**Direction**
Print the items word for word, from the very first line down to and including the line with "y-tick-label: 100.2 — [35, 321, 72, 336]".
/---
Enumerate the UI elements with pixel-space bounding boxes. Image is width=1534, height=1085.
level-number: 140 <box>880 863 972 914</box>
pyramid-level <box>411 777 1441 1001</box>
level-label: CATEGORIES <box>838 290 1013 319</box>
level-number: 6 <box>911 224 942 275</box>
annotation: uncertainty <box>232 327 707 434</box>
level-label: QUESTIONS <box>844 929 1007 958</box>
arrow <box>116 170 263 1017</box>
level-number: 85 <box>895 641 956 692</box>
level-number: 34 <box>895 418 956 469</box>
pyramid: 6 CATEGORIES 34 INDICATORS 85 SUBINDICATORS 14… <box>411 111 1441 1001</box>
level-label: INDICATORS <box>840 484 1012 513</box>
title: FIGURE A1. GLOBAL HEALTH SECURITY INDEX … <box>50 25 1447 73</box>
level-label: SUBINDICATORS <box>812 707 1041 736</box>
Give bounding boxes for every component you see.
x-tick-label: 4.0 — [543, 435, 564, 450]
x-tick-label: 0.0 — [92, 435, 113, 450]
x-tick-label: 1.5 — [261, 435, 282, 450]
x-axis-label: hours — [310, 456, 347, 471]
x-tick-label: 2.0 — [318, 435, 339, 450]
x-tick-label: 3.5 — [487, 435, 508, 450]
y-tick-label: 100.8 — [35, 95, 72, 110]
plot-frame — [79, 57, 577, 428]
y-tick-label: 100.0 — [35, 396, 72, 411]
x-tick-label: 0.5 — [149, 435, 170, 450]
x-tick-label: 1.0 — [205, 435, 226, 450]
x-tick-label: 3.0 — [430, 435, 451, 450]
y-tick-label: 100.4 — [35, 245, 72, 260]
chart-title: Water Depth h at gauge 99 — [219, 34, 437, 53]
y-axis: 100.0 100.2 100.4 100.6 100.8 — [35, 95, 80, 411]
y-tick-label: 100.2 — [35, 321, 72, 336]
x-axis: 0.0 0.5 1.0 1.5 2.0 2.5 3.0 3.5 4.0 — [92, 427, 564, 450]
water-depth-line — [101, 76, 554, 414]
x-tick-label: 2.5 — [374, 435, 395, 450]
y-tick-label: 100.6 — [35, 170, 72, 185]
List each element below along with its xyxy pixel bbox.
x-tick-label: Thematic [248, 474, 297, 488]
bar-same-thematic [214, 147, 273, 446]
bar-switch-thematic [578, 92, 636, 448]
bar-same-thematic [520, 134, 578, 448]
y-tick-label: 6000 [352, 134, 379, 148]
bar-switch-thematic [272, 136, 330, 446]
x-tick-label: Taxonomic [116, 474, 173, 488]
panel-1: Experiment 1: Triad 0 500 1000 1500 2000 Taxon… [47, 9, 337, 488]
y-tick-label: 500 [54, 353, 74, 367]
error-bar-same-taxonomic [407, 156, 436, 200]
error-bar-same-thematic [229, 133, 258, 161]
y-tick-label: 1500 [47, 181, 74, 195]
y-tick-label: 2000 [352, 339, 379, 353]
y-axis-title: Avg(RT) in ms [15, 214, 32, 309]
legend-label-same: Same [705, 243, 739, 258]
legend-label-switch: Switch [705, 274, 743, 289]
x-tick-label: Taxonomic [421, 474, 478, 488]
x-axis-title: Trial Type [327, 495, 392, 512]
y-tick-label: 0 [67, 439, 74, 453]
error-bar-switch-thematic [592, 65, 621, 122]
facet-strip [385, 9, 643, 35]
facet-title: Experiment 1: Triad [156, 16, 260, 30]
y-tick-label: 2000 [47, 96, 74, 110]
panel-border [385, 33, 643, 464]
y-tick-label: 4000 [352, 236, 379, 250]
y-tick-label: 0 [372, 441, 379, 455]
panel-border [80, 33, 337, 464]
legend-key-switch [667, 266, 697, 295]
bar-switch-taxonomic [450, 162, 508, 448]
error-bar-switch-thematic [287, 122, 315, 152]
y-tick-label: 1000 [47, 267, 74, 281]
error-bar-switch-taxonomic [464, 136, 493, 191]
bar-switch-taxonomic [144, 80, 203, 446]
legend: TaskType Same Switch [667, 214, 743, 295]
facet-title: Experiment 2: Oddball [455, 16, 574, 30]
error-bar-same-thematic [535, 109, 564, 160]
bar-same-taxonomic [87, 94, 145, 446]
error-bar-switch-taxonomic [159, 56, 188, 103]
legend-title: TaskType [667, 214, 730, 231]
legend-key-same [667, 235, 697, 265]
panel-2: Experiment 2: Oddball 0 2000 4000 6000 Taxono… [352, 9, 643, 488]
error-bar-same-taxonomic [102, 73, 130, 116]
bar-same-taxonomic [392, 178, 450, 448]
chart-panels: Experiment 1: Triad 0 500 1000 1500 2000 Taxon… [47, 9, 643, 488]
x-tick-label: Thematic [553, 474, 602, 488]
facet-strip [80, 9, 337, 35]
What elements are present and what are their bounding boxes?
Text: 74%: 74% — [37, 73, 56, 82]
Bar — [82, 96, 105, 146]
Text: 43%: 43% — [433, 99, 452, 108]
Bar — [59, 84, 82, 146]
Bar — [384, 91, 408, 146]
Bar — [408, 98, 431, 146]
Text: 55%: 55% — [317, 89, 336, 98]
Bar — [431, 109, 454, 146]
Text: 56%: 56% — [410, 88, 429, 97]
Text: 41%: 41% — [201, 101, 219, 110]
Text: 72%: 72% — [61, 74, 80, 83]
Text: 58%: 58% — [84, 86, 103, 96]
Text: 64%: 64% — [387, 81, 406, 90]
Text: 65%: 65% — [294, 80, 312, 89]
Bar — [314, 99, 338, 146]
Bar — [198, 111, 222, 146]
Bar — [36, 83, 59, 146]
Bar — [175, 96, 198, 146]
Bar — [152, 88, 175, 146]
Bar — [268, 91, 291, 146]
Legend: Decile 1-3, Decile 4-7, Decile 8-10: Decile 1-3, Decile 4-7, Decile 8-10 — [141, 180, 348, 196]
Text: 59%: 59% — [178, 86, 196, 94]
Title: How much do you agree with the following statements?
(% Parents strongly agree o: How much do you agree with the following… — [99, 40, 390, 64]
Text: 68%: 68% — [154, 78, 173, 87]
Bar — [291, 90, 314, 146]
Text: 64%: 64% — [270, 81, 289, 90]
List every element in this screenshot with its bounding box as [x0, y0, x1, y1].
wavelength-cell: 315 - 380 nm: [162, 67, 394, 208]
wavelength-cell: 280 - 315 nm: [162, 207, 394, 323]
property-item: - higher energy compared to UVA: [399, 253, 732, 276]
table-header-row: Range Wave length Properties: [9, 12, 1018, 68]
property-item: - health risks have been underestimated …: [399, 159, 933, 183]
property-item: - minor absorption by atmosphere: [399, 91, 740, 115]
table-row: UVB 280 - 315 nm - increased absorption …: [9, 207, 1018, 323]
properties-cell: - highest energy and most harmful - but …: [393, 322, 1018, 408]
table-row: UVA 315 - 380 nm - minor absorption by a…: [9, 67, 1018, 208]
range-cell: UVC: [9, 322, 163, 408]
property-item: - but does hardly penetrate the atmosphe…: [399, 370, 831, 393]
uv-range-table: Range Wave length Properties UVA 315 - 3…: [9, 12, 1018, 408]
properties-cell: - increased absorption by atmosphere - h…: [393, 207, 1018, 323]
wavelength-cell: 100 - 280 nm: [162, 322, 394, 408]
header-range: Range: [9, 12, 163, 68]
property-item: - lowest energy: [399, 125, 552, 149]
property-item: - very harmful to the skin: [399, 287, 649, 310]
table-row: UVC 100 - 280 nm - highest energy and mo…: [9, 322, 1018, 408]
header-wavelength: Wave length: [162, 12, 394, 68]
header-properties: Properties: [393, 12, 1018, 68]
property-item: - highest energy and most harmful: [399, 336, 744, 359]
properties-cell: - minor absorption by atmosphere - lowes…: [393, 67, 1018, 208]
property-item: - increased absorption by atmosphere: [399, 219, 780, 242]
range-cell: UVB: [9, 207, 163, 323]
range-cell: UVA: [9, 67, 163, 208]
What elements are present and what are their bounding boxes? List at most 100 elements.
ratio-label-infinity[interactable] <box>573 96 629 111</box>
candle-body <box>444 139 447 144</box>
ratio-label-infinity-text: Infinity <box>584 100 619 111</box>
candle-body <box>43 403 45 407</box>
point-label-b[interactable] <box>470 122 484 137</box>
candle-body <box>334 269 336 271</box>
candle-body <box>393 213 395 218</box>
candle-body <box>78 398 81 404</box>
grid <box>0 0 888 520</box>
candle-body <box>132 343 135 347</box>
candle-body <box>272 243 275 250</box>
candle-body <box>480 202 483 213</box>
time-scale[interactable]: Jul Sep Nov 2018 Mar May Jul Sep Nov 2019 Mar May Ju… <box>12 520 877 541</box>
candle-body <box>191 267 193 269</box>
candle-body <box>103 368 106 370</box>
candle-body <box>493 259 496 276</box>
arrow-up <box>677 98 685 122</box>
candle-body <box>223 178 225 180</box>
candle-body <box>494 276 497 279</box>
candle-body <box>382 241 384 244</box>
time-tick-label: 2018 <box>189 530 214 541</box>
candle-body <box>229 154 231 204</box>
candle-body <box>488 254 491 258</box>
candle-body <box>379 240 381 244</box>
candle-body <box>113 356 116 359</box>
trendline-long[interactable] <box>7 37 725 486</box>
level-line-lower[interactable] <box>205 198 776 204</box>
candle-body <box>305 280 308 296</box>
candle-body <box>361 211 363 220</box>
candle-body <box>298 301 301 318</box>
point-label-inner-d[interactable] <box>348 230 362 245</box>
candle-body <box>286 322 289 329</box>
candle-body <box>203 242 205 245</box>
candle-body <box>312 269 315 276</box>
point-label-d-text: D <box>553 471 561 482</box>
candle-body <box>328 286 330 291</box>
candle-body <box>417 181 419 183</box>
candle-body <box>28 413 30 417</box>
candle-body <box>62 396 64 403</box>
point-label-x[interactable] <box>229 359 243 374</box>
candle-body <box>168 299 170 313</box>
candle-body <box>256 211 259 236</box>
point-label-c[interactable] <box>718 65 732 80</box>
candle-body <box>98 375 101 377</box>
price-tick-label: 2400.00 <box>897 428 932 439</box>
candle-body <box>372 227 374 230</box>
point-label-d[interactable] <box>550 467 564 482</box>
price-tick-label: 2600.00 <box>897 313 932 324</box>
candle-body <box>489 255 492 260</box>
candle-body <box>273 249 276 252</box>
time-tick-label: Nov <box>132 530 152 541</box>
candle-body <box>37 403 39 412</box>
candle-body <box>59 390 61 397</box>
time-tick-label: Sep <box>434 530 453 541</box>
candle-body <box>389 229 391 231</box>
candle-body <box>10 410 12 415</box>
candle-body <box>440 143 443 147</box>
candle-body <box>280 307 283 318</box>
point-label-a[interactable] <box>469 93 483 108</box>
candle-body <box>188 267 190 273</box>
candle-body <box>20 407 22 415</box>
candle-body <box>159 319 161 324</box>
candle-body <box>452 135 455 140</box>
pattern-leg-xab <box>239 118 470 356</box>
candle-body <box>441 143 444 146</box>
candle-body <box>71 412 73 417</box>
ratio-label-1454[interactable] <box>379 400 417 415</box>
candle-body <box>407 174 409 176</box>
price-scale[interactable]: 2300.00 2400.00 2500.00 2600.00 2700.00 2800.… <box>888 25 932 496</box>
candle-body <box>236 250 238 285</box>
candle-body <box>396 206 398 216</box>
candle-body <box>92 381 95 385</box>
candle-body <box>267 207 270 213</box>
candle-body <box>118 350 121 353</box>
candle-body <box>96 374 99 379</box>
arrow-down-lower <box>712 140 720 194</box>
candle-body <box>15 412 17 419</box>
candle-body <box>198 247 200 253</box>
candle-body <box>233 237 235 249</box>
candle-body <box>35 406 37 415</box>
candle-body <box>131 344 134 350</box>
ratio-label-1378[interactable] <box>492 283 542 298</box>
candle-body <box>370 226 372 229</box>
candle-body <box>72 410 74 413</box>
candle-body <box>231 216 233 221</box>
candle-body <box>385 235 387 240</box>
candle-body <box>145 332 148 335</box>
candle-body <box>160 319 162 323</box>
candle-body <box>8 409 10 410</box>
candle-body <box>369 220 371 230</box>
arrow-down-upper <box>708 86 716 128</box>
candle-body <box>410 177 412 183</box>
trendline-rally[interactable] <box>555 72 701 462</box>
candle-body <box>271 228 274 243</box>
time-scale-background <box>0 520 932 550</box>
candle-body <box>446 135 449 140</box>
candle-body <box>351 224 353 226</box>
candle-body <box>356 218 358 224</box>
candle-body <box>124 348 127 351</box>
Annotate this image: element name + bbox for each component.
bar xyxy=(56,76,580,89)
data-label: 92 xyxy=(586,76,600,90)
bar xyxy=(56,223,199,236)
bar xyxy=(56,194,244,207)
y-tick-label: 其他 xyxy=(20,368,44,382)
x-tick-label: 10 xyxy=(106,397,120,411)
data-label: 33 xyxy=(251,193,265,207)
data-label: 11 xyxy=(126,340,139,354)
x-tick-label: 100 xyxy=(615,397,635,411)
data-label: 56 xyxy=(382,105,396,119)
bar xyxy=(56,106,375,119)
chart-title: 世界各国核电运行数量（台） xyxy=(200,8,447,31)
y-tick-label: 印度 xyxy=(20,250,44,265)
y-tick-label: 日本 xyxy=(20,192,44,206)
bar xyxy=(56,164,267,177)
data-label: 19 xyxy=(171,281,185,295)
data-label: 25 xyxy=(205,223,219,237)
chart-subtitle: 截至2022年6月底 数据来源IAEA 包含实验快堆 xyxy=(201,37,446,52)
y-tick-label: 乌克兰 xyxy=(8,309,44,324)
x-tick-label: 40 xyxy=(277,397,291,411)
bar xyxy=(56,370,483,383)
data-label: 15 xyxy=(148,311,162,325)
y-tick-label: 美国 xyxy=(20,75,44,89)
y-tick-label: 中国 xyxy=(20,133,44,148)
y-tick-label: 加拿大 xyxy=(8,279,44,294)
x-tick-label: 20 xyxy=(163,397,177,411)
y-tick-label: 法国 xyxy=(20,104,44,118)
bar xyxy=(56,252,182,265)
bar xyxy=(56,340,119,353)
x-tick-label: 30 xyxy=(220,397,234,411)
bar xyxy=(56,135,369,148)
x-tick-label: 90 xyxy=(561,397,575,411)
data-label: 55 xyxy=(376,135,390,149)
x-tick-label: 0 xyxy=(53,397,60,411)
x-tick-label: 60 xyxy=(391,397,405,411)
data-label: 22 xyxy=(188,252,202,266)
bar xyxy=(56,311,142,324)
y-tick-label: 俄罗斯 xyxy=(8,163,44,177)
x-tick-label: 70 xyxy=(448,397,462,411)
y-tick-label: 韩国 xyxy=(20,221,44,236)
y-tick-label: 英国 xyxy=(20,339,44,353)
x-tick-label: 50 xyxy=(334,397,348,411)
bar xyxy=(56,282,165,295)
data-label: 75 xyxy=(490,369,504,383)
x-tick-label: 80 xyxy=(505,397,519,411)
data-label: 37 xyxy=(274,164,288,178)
\---
**Written answer**
Enumerate the UI elements with pixel-space bounding boxes. Image is width=1534, height=1085.
level-number: 140 <box>880 863 972 914</box>
pyramid-level <box>411 777 1441 1001</box>
level-label: CATEGORIES <box>838 290 1013 319</box>
level-number: 6 <box>911 224 942 275</box>
annotation: uncertainty <box>232 327 707 434</box>
level-label: QUESTIONS <box>844 929 1007 958</box>
arrow <box>116 170 263 1017</box>
level-number: 85 <box>895 641 956 692</box>
level-number: 34 <box>895 418 956 469</box>
pyramid: 6 CATEGORIES 34 INDICATORS 85 SUBINDICATORS 14… <box>411 111 1441 1001</box>
level-label: INDICATORS <box>840 484 1012 513</box>
title: FIGURE A1. GLOBAL HEALTH SECURITY INDEX … <box>50 25 1447 73</box>
level-label: SUBINDICATORS <box>812 707 1041 736</box>
Give bounding boxes for every component you see.
x-tick-label: 4.0 — [543, 435, 564, 450]
x-tick-label: 0.0 — [92, 435, 113, 450]
x-tick-label: 1.5 — [261, 435, 282, 450]
x-axis-label: hours — [310, 456, 347, 471]
x-tick-label: 2.0 — [318, 435, 339, 450]
x-tick-label: 3.5 — [487, 435, 508, 450]
y-tick-label: 100.8 — [35, 95, 72, 110]
plot-frame — [79, 57, 577, 428]
y-tick-label: 100.0 — [35, 396, 72, 411]
x-tick-label: 0.5 — [149, 435, 170, 450]
x-tick-label: 1.0 — [205, 435, 226, 450]
x-tick-label: 3.0 — [430, 435, 451, 450]
y-tick-label: 100.4 — [35, 245, 72, 260]
chart-title: Water Depth h at gauge 99 — [219, 34, 437, 53]
y-axis: 100.0 100.2 100.4 100.6 100.8 — [35, 95, 80, 411]
y-tick-label: 100.2 — [35, 321, 72, 336]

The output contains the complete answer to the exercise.